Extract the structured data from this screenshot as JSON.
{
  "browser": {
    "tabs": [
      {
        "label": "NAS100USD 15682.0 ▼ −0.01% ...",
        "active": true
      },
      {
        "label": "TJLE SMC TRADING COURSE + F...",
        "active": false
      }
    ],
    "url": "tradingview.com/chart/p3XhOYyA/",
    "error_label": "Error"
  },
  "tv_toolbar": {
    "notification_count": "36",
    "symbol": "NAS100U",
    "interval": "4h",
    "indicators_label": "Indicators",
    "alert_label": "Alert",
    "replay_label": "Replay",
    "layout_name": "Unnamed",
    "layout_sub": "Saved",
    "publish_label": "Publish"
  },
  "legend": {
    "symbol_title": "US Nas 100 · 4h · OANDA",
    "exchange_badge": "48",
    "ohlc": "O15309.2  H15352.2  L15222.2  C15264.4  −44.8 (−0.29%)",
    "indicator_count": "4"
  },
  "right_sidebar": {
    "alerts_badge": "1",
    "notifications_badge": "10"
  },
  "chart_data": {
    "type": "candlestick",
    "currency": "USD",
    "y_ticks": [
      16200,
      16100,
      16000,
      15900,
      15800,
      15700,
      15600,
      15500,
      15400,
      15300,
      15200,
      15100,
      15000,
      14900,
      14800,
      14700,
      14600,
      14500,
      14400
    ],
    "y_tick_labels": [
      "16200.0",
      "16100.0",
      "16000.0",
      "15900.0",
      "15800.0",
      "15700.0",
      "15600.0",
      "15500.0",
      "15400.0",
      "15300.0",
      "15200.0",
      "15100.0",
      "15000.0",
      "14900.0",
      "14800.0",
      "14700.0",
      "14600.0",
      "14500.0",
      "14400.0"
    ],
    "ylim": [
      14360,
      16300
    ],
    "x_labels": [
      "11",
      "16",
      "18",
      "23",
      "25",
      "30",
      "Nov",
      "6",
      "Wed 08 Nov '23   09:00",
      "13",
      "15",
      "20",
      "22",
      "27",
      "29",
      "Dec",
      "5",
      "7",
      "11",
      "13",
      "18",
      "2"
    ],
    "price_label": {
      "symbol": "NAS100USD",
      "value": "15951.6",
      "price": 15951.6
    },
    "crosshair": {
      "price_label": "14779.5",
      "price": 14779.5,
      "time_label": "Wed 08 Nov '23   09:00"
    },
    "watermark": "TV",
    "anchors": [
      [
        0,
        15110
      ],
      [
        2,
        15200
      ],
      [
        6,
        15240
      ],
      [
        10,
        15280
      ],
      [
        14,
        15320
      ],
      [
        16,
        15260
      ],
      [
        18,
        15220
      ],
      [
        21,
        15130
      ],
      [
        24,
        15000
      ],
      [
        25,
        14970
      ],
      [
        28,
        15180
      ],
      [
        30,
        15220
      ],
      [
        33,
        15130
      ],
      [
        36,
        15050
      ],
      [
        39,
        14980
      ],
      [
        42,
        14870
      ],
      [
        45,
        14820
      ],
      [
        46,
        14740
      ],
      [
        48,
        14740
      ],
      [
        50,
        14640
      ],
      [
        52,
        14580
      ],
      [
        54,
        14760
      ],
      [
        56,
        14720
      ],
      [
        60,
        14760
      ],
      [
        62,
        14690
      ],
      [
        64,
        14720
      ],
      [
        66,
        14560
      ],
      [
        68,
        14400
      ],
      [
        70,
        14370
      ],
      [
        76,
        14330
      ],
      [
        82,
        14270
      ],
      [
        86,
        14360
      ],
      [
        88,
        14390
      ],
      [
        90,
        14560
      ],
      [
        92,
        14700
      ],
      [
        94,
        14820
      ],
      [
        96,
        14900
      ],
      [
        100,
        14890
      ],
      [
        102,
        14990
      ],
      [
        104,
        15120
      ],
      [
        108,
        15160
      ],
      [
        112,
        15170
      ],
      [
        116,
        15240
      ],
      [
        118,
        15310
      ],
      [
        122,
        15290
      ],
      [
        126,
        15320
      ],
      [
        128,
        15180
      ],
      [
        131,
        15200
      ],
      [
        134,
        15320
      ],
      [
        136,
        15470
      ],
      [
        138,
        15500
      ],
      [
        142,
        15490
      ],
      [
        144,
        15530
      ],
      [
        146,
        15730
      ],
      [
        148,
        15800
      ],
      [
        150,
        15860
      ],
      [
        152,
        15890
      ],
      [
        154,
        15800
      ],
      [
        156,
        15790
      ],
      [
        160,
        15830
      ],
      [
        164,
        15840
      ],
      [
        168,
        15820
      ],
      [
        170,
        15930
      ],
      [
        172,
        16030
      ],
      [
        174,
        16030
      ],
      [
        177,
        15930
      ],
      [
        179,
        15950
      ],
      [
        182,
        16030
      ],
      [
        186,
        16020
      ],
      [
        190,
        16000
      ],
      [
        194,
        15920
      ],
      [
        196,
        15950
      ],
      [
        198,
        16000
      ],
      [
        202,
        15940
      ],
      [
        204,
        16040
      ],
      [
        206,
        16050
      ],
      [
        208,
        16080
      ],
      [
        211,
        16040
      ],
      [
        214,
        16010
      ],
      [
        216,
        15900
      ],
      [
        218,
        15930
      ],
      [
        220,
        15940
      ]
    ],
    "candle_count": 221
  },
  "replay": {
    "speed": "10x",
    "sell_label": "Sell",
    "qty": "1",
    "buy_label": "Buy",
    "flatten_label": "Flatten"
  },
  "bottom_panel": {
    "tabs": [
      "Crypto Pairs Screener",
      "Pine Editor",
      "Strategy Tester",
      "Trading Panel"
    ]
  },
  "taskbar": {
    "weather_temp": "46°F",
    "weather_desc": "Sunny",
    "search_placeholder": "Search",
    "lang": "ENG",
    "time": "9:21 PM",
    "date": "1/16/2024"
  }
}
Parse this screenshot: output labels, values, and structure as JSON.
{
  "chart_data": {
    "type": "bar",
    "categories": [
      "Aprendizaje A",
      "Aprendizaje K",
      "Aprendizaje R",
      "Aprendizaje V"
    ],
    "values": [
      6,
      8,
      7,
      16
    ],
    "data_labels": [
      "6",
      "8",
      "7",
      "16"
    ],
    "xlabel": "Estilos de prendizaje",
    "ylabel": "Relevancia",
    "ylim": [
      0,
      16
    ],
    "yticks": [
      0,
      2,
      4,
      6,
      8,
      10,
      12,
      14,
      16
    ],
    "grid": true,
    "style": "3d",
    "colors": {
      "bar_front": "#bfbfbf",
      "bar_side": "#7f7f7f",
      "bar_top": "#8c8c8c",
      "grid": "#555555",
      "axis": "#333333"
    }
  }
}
-.-.-
Provide the count, and nothing else, of lines in the data above where the word "this" occurs.

2